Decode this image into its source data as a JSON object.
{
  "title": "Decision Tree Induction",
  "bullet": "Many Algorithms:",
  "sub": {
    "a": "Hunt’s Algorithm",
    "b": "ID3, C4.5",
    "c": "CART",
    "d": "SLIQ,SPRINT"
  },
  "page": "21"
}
:::::
- **Problem details**: Return each line of the records above exactly as it reads.

- **Answer for the task**:
Decode this image into its source data as a JSON object.
{
  "title": "Decision Tree Induction",
  "bullet": "Many Algorithms:",
  "sub": {
    "a": "Hunt’s Algorithm",
    "b": "ID3, C4.5",
    "c": "CART",
    "d": "SLIQ,SPRINT"
  },
  "page": "21"
}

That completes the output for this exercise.